* **Stated goal**:
Copy out the whole listing exactly as written, leaving the pictures behind.
------ Raw data
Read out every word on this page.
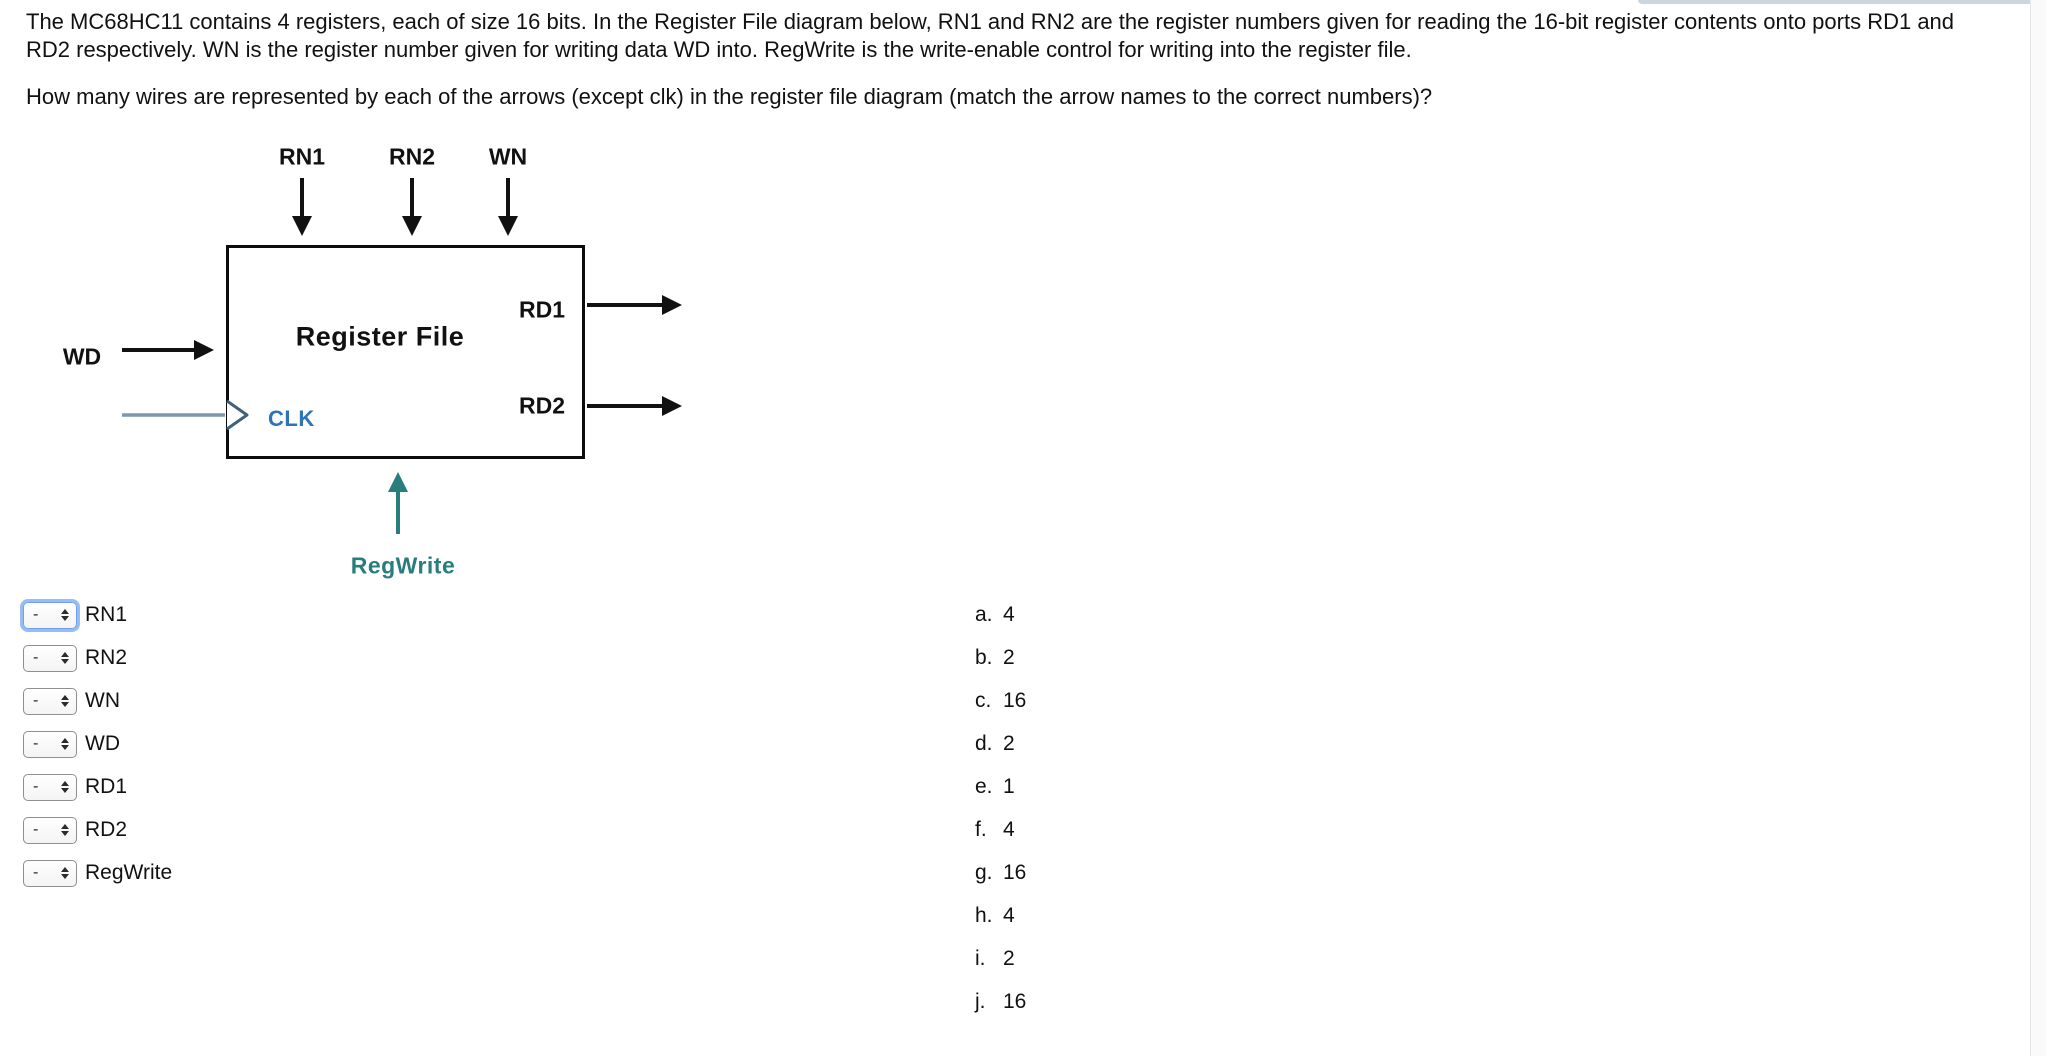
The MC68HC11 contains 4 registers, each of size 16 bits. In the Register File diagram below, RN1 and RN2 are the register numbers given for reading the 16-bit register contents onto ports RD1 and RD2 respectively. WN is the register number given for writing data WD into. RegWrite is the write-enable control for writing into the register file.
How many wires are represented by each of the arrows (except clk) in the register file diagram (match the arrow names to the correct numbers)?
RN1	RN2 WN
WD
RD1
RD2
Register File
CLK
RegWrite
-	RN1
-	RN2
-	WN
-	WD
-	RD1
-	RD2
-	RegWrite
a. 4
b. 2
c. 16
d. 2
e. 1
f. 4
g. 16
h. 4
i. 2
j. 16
------------
* **Exercise response**:
Read out every word on this page.
The MC68HC11 contains 4 registers, each of size 16 bits. In the Register File diagram below, RN1 and RN2 are the register numbers given for reading the 16-bit register contents onto ports RD1 and RD2 respectively. WN is the register number given for writing data WD into. RegWrite is the write-enable control for writing into the register file.
How many wires are represented by each of the arrows (except clk) in the register file diagram (match the arrow names to the correct numbers)?
RN1	RN2 WN
WD
RD1
RD2
Register File
CLK
RegWrite
-	RN1
-	RN2
-	WN
-	WD
-	RD1
-	RD2
-	RegWrite
a. 4
b. 2
c. 16
d. 2
e. 1
f. 4
g. 16
h. 4
i. 2
j. 16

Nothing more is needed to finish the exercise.